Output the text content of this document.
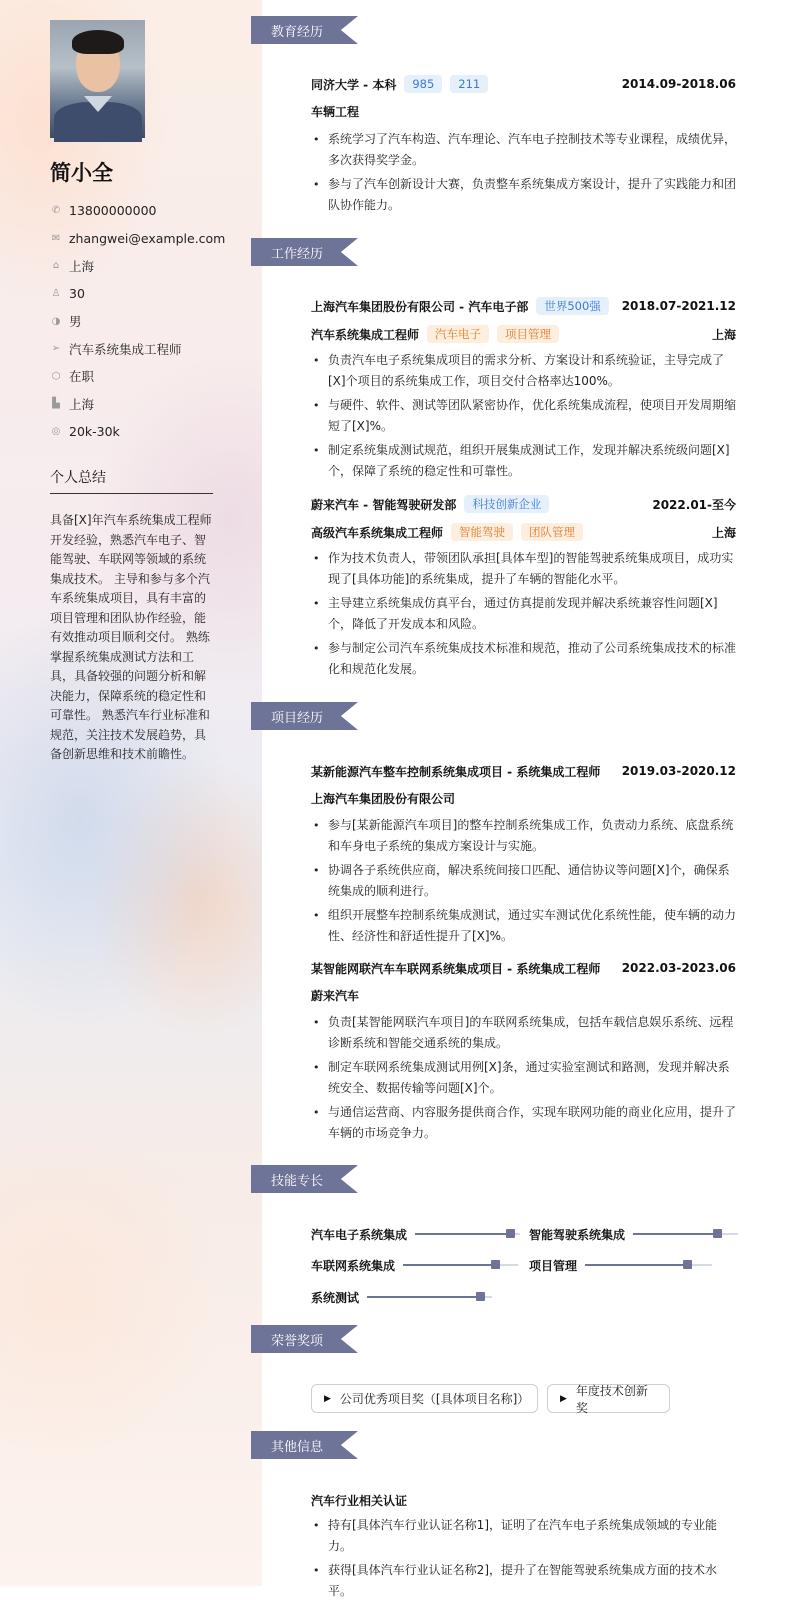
简小全
✆ 13800000000
✉ zhangwei@example.com
⌂ 上海
♙ 30
◑ 男
➢ 汽车系统集成工程师
⬡ 在职
▙ 上海
◎ 20k-30k
个人总结
具备[X]年汽车系统集成工程师开发经验，熟悉汽车电子、智能驾驶、车联网等领域的系统集成技术。 主导和参与多个汽车系统集成项目，具有丰富的项目管理和团队协作经验，能有效推动项目顺利交付。 熟练掌握系统集成测试方法和工具，具备较强的问题分析和解决能力，保障系统的稳定性和可靠性。 熟悉汽车行业标准和规范，关注技术发展趋势，具备创新思维和技术前瞻性。
教育经历
同济大学 - 本科	985	211	2014.09-2018.06
车辆工程
• 系统学习了汽车构造、汽车理论、汽车电子控制技术等专业课程，成绩优异，多次获得奖学金。
• 参与了汽车创新设计大赛，负责整车系统集成方案设计，提升了实践能力和团队协作能力。
工作经历
上海汽车集团股份有限公司 - 汽车电子部	世界500强	2018.07-2021.12
汽车系统集成工程师	汽车电子	项目管理	上海
• 负责汽车电子系统集成项目的需求分析、方案设计和系统验证，主导完成了[X]个项目的系统集成工作，项目交付合格率达100%。
• 与硬件、软件、测试等团队紧密协作，优化系统集成流程，使项目开发周期缩短了[X]%。
• 制定系统集成测试规范，组织开展集成测试工作，发现并解决系统级问题[X]个，保障了系统的稳定性和可靠性。
蔚来汽车 - 智能驾驶研发部	科技创新企业	2022.01-至今
高级汽车系统集成工程师	智能驾驶	团队管理	上海
• 作为技术负责人，带领团队承担[具体车型]的智能驾驶系统集成项目，成功实现了[具体功能]的系统集成，提升了车辆的智能化水平。
• 主导建立系统集成仿真平台，通过仿真提前发现并解决系统兼容性问题[X]个，降低了开发成本和风险。
• 参与制定公司汽车系统集成技术标准和规范，推动了公司系统集成技术的标准化和规范化发展。
项目经历
某新能源汽车整车控制系统集成项目 - 系统集成工程师 2019.03-2020.12
上海汽车集团股份有限公司
• 参与[某新能源汽车项目]的整车控制系统集成工作，负责动力系统、底盘系统和车身电子系统的集成方案设计与实施。
• 协调各子系统供应商，解决系统间接口匹配、通信协议等问题[X]个，确保系统集成的顺利进行。
• 组织开展整车控制系统集成测试，通过实车测试优化系统性能，使车辆的动力性、经济性和舒适性提升了[X]%。
某智能网联汽车车联网系统集成项目 - 系统集成工程师 2022.03-2023.06
蔚来汽车
• 负责[某智能网联汽车项目]的车联网系统集成，包括车载信息娱乐系统、远程诊断系统和智能交通系统的集成。
• 制定车联网系统集成测试用例[X]条，通过实验室测试和路测，发现并解决系统安全、数据传输等问题[X]个。
• 与通信运营商、内容服务提供商合作，实现车联网功能的商业化应用，提升了车辆的市场竞争力。
技能专长
汽车电子系统集成	智能驾驶系统集成
车联网系统集成	项目管理
系统测试
荣誉奖项
▶ 公司优秀项目奖（[具体项目名称]）	▶
年度技术创新奖
其他信息
汽车行业相关认证
• 持有[具体汽车行业认证名称1]，证明了在汽车电子系统集成领域的专业能力。
• 获得[具体汽车行业认证名称2]，提升了在智能驾驶系统集成方面的技术水平。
------------------------------------------------------------------------
- Aim of the task -
Each record above should be copied character for character, with pictures dropped.

- Exercise response -
Output the text content of this document.
简小全
✆ 13800000000
✉ zhangwei@example.com
⌂ 上海
♙ 30
◑ 男
➢ 汽车系统集成工程师
⬡ 在职
▙ 上海
◎ 20k-30k
个人总结
具备[X]年汽车系统集成工程师开发经验，熟悉汽车电子、智能驾驶、车联网等领域的系统集成技术。 主导和参与多个汽车系统集成项目，具有丰富的项目管理和团队协作经验，能有效推动项目顺利交付。 熟练掌握系统集成测试方法和工具，具备较强的问题分析和解决能力，保障系统的稳定性和可靠性。 熟悉汽车行业标准和规范，关注技术发展趋势，具备创新思维和技术前瞻性。
教育经历
同济大学 - 本科	985	211	2014.09-2018.06
车辆工程
• 系统学习了汽车构造、汽车理论、汽车电子控制技术等专业课程，成绩优异，多次获得奖学金。
• 参与了汽车创新设计大赛，负责整车系统集成方案设计，提升了实践能力和团队协作能力。
工作经历
上海汽车集团股份有限公司 - 汽车电子部	世界500强	2018.07-2021.12
汽车系统集成工程师	汽车电子	项目管理	上海
• 负责汽车电子系统集成项目的需求分析、方案设计和系统验证，主导完成了[X]个项目的系统集成工作，项目交付合格率达100%。
• 与硬件、软件、测试等团队紧密协作，优化系统集成流程，使项目开发周期缩短了[X]%。
• 制定系统集成测试规范，组织开展集成测试工作，发现并解决系统级问题[X]个，保障了系统的稳定性和可靠性。
蔚来汽车 - 智能驾驶研发部	科技创新企业	2022.01-至今
高级汽车系统集成工程师	智能驾驶	团队管理	上海
• 作为技术负责人，带领团队承担[具体车型]的智能驾驶系统集成项目，成功实现了[具体功能]的系统集成，提升了车辆的智能化水平。
• 主导建立系统集成仿真平台，通过仿真提前发现并解决系统兼容性问题[X]个，降低了开发成本和风险。
• 参与制定公司汽车系统集成技术标准和规范，推动了公司系统集成技术的标准化和规范化发展。
项目经历
某新能源汽车整车控制系统集成项目 - 系统集成工程师 2019.03-2020.12
上海汽车集团股份有限公司
• 参与[某新能源汽车项目]的整车控制系统集成工作，负责动力系统、底盘系统和车身电子系统的集成方案设计与实施。
• 协调各子系统供应商，解决系统间接口匹配、通信协议等问题[X]个，确保系统集成的顺利进行。
• 组织开展整车控制系统集成测试，通过实车测试优化系统性能，使车辆的动力性、经济性和舒适性提升了[X]%。
某智能网联汽车车联网系统集成项目 - 系统集成工程师 2022.03-2023.06
蔚来汽车
• 负责[某智能网联汽车项目]的车联网系统集成，包括车载信息娱乐系统、远程诊断系统和智能交通系统的集成。
• 制定车联网系统集成测试用例[X]条，通过实验室测试和路测，发现并解决系统安全、数据传输等问题[X]个。
• 与通信运营商、内容服务提供商合作，实现车联网功能的商业化应用，提升了车辆的市场竞争力。
技能专长
汽车电子系统集成	智能驾驶系统集成
车联网系统集成	项目管理
系统测试
荣誉奖项
▶ 公司优秀项目奖（[具体项目名称]）	▶
年度技术创新奖
其他信息
汽车行业相关认证
• 持有[具体汽车行业认证名称1]，证明了在汽车电子系统集成领域的专业能力。
• 获得[具体汽车行业认证名称2]，提升了在智能驾驶系统集成方面的技术水平。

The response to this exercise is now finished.